### Instructions to follow
Extract all of the entries and give them again, word for word.

### Dataset rows
## BEGIN

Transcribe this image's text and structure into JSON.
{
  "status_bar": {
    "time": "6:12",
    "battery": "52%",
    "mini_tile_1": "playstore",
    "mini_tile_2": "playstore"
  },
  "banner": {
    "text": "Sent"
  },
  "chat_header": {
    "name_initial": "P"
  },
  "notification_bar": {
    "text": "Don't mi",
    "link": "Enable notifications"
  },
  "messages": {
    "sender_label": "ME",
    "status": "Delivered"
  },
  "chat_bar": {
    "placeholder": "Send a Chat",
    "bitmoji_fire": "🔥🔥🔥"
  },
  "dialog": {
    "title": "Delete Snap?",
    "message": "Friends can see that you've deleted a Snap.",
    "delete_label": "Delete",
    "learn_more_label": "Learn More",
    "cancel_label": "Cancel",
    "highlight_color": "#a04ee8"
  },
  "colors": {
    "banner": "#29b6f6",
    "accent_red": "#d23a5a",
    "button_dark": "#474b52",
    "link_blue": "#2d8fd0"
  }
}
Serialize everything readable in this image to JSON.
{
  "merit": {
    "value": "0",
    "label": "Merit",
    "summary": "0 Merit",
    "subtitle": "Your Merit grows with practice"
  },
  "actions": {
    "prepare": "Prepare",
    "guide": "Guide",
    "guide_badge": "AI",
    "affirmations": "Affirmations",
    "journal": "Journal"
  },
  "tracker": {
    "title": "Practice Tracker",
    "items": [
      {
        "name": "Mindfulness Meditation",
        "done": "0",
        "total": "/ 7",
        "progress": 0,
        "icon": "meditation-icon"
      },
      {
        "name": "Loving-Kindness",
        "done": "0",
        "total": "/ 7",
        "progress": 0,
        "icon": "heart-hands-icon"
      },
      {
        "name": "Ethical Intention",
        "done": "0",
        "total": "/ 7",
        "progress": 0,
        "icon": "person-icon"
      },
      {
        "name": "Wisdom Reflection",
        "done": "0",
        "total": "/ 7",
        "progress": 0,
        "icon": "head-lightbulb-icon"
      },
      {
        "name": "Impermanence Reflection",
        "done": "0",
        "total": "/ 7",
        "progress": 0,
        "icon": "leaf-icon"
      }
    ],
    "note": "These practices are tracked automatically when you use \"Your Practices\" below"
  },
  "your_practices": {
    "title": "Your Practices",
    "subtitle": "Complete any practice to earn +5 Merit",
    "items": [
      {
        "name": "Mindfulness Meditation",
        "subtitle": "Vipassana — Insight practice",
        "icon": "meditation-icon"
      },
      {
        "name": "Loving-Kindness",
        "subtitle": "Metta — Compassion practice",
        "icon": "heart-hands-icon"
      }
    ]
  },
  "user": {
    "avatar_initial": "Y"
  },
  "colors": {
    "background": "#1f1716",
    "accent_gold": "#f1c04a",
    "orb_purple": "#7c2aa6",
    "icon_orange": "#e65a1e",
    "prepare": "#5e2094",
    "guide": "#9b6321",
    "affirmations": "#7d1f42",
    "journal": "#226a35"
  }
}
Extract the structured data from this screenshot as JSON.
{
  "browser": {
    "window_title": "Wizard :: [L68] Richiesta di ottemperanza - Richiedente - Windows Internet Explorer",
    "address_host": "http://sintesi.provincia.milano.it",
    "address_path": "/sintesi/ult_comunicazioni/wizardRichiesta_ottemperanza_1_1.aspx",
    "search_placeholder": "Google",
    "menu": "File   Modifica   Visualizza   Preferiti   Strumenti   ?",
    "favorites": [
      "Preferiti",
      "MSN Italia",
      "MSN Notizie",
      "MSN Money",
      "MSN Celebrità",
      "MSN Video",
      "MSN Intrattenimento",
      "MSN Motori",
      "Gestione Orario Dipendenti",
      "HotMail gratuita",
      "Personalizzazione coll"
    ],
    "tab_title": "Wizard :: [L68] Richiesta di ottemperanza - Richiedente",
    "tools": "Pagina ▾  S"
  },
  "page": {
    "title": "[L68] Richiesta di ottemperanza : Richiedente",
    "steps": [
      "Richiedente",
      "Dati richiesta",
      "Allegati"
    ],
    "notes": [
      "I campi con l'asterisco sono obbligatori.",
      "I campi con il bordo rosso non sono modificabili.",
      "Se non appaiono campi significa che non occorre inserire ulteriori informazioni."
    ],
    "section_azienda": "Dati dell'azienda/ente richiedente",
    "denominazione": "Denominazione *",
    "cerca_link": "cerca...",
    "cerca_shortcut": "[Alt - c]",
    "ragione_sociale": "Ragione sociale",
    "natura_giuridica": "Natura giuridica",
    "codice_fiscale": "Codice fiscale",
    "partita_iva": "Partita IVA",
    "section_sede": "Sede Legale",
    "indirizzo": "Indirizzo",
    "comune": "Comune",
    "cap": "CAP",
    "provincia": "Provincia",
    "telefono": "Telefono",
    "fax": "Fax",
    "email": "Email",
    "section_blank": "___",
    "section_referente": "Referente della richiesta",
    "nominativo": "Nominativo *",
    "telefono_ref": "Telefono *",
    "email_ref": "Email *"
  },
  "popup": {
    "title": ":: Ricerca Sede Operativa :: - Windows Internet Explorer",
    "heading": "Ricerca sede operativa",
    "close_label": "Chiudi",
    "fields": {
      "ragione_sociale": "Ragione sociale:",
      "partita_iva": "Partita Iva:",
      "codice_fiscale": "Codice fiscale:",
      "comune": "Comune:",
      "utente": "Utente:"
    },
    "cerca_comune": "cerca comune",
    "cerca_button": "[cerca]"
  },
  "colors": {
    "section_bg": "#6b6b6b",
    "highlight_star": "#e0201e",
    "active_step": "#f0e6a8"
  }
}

## END

### Solution to the exercise
Transcribe this image's text and structure into JSON.
{
  "status_bar": {
    "time": "6:12",
    "battery": "52%",
    "mini_tile_1": "playstore",
    "mini_tile_2": "playstore"
  },
  "banner": {
    "text": "Sent"
  },
  "chat_header": {
    "name_initial": "P"
  },
  "notification_bar": {
    "text": "Don't mi",
    "link": "Enable notifications"
  },
  "messages": {
    "sender_label": "ME",
    "status": "Delivered"
  },
  "chat_bar": {
    "placeholder": "Send a Chat",
    "bitmoji_fire": "🔥🔥🔥"
  },
  "dialog": {
    "title": "Delete Snap?",
    "message": "Friends can see that you've deleted a Snap.",
    "delete_label": "Delete",
    "learn_more_label": "Learn More",
    "cancel_label": "Cancel",
    "highlight_color": "#a04ee8"
  },
  "colors": {
    "banner": "#29b6f6",
    "accent_red": "#d23a5a",
    "button_dark": "#474b52",
    "link_blue": "#2d8fd0"
  }
}
Serialize everything readable in this image to JSON.
{
  "merit": {
    "value": "0",
    "label": "Merit",
    "summary": "0 Merit",
    "subtitle": "Your Merit grows with practice"
  },
  "actions": {
    "prepare": "Prepare",
    "guide": "Guide",
    "guide_badge": "AI",
    "affirmations": "Affirmations",
    "journal": "Journal"
  },
  "tracker": {
    "title": "Practice Tracker",
    "items": [
      {
        "name": "Mindfulness Meditation",
        "done": "0",
        "total": "/ 7",
        "progress": 0,
        "icon": "meditation-icon"
      },
      {
        "name": "Loving-Kindness",
        "done": "0",
        "total": "/ 7",
        "progress": 0,
        "icon": "heart-hands-icon"
      },
      {
        "name": "Ethical Intention",
        "done": "0",
        "total": "/ 7",
        "progress": 0,
        "icon": "person-icon"
      },
      {
        "name": "Wisdom Reflection",
        "done": "0",
        "total": "/ 7",
        "progress": 0,
        "icon": "head-lightbulb-icon"
      },
      {
        "name": "Impermanence Reflection",
        "done": "0",
        "total": "/ 7",
        "progress": 0,
        "icon": "leaf-icon"
      }
    ],
    "note": "These practices are tracked automatically when you use \"Your Practices\" below"
  },
  "your_practices": {
    "title": "Your Practices",
    "subtitle": "Complete any practice to earn +5 Merit",
    "items": [
      {
        "name": "Mindfulness Meditation",
        "subtitle": "Vipassana — Insight practice",
        "icon": "meditation-icon"
      },
      {
        "name": "Loving-Kindness",
        "subtitle": "Metta — Compassion practice",
        "icon": "heart-hands-icon"
      }
    ]
  },
  "user": {
    "avatar_initial": "Y"
  },
  "colors": {
    "background": "#1f1716",
    "accent_gold": "#f1c04a",
    "orb_purple": "#7c2aa6",
    "icon_orange": "#e65a1e",
    "prepare": "#5e2094",
    "guide": "#9b6321",
    "affirmations": "#7d1f42",
    "journal": "#226a35"
  }
}
Extract the structured data from this screenshot as JSON.
{
  "browser": {
    "window_title": "Wizard :: [L68] Richiesta di ottemperanza - Richiedente - Windows Internet Explorer",
    "address_host": "http://sintesi.provincia.milano.it",
    "address_path": "/sintesi/ult_comunicazioni/wizardRichiesta_ottemperanza_1_1.aspx",
    "search_placeholder": "Google",
    "menu": "File   Modifica   Visualizza   Preferiti   Strumenti   ?",
    "favorites": [
      "Preferiti",
      "MSN Italia",
      "MSN Notizie",
      "MSN Money",
      "MSN Celebrità",
      "MSN Video",
      "MSN Intrattenimento",
      "MSN Motori",
      "Gestione Orario Dipendenti",
      "HotMail gratuita",
      "Personalizzazione coll"
    ],
    "tab_title": "Wizard :: [L68] Richiesta di ottemperanza - Richiedente",
    "tools": "Pagina ▾  S"
  },
  "page": {
    "title": "[L68] Richiesta di ottemperanza : Richiedente",
    "steps": [
      "Richiedente",
      "Dati richiesta",
      "Allegati"
    ],
    "notes": [
      "I campi con l'asterisco sono obbligatori.",
      "I campi con il bordo rosso non sono modificabili.",
      "Se non appaiono campi significa che non occorre inserire ulteriori informazioni."
    ],
    "section_azienda": "Dati dell'azienda/ente richiedente",
    "denominazione": "Denominazione *",
    "cerca_link": "cerca...",
    "cerca_shortcut": "[Alt - c]",
    "ragione_sociale": "Ragione sociale",
    "natura_giuridica": "Natura giuridica",
    "codice_fiscale": "Codice fiscale",
    "partita_iva": "Partita IVA",
    "section_sede": "Sede Legale",
    "indirizzo": "Indirizzo",
    "comune": "Comune",
    "cap": "CAP",
    "provincia": "Provincia",
    "telefono": "Telefono",
    "fax": "Fax",
    "email": "Email",
    "section_blank": "___",
    "section_referente": "Referente della richiesta",
    "nominativo": "Nominativo *",
    "telefono_ref": "Telefono *",
    "email_ref": "Email *"
  },
  "popup": {
    "title": ":: Ricerca Sede Operativa :: - Windows Internet Explorer",
    "heading": "Ricerca sede operativa",
    "close_label": "Chiudi",
    "fields": {
      "ragione_sociale": "Ragione sociale:",
      "partita_iva": "Partita Iva:",
      "codice_fiscale": "Codice fiscale:",
      "comune": "Comune:",
      "utente": "Utente:"
    },
    "cerca_comune": "cerca comune",
    "cerca_button": "[cerca]"
  },
  "colors": {
    "section_bg": "#6b6b6b",
    "highlight_star": "#e0201e",
    "active_step": "#f0e6a8"
  }
}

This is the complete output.